AIM OF THE EXERCISE
Search the entries below. Return every line that has "проїзду" in it.

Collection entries
__________
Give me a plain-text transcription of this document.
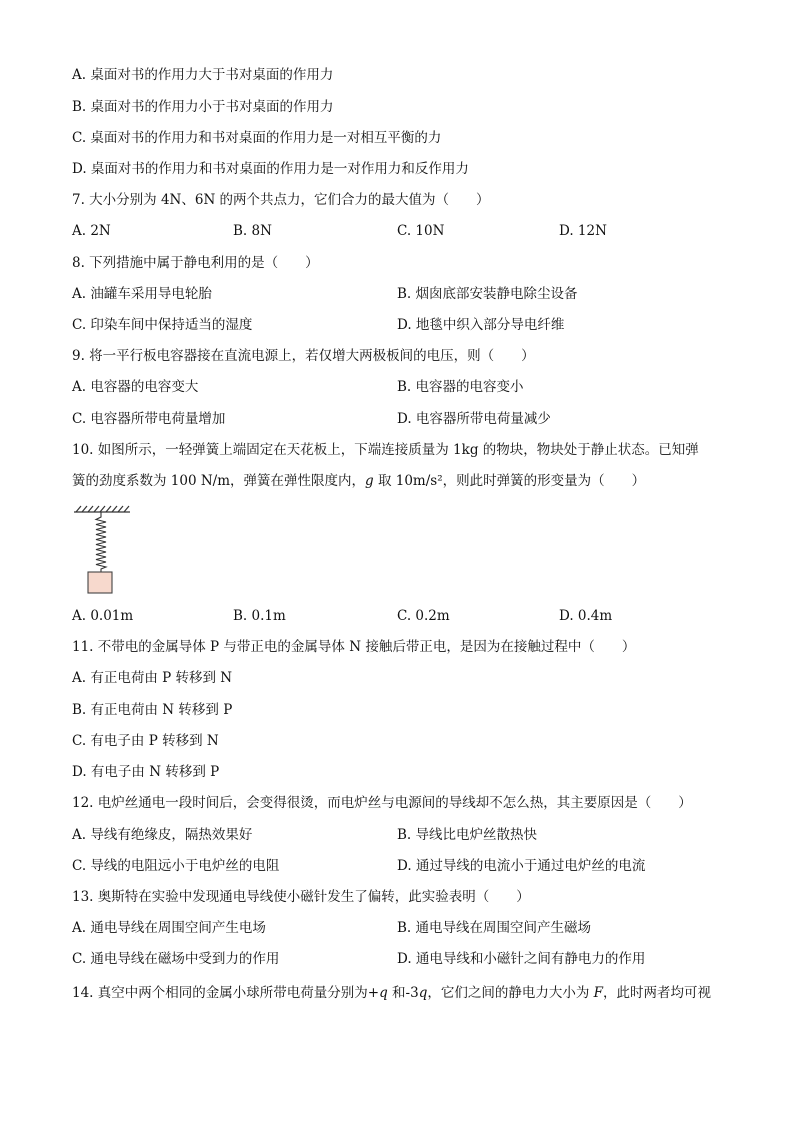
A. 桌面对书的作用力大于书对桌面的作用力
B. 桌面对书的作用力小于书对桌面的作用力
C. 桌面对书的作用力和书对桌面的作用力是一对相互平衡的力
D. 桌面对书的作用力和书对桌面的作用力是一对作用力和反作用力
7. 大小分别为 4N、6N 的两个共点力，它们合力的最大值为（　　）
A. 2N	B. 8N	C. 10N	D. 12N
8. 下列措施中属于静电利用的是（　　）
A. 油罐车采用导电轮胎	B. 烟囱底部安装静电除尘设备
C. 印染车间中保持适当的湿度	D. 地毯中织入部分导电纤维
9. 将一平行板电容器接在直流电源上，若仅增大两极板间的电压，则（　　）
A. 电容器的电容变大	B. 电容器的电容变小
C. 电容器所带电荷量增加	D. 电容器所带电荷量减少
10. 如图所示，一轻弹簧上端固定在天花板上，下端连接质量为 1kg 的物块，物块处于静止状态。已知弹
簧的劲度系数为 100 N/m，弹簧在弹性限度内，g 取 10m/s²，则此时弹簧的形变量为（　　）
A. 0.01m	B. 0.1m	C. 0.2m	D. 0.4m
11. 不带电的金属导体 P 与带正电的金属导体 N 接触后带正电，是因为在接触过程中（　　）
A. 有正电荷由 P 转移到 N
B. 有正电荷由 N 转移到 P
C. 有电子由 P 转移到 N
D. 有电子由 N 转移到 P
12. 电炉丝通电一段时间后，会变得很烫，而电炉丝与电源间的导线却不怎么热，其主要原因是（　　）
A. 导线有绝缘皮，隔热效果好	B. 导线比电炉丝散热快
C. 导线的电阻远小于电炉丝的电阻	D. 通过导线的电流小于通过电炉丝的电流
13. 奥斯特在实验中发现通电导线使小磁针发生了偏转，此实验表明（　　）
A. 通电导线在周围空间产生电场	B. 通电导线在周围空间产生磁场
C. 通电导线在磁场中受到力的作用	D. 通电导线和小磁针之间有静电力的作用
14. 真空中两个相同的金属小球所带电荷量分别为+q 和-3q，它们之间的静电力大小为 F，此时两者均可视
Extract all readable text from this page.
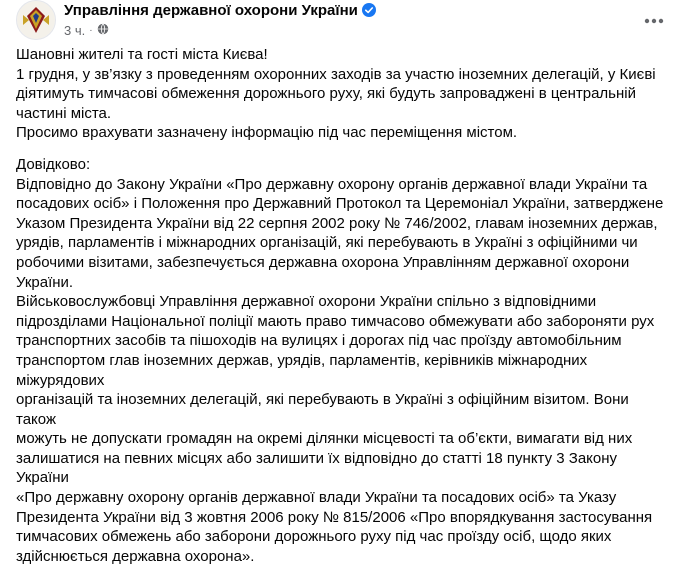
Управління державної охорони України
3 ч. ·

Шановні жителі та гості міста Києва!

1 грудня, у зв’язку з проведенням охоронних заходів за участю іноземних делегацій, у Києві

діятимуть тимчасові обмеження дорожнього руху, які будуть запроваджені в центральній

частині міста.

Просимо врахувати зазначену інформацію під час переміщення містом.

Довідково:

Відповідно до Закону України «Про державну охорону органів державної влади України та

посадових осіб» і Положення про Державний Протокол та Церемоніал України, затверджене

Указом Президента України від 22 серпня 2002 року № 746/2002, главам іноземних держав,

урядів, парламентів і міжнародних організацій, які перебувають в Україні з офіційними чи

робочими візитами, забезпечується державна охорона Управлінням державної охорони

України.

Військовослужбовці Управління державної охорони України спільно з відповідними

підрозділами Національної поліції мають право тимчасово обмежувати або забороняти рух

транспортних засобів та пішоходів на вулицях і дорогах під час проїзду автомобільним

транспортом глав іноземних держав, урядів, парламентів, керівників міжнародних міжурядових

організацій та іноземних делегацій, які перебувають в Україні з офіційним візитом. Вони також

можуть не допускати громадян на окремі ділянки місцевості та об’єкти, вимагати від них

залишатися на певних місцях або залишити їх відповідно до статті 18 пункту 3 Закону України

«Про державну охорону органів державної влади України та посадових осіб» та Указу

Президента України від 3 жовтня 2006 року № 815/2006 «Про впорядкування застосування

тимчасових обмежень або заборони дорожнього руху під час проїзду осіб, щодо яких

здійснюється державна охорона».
__________
COMPLETE OUTPUT
транспортних засобів та пішоходів на вулицях і дорогах під час проїзду автомобільним
тимчасових обмежень або заборони дорожнього руху під час проїзду осіб, щодо яких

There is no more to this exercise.